### Dataset entries
** Begin **
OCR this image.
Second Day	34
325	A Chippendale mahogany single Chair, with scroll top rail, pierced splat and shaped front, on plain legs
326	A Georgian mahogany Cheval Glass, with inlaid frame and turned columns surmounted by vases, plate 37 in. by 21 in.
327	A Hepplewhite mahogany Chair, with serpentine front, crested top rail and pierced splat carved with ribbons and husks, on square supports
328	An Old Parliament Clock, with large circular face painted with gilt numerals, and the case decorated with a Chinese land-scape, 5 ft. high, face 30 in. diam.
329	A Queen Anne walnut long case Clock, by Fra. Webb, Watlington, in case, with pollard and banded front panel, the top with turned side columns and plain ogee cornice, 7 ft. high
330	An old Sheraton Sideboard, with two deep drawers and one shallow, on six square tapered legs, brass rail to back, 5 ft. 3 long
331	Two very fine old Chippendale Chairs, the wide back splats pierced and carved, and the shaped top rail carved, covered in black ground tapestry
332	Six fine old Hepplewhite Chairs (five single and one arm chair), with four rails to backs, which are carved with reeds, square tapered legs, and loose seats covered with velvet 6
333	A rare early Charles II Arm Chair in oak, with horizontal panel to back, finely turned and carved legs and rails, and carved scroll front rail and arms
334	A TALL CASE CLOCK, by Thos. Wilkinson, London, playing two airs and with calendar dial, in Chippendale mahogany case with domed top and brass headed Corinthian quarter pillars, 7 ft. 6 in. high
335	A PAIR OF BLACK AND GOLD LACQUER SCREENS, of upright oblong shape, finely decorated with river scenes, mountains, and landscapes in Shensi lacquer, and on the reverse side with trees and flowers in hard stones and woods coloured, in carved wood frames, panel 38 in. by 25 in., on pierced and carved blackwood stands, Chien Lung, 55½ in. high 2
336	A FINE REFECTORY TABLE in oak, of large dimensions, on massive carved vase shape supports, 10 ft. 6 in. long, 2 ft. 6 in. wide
** End **
In the entries above, identify each line that includes the string "tapered", then copy it.

330	An old Sheraton Sideboard, with two deep drawers and one shallow, on six square tapered legs, brass rail to back, 5 ft. 3 long
332	Six fine old Hepplewhite Chairs (five single and one arm chair), with four rails to backs, which are carved with reeds, square tapered legs, and loose seats covered with velvet 6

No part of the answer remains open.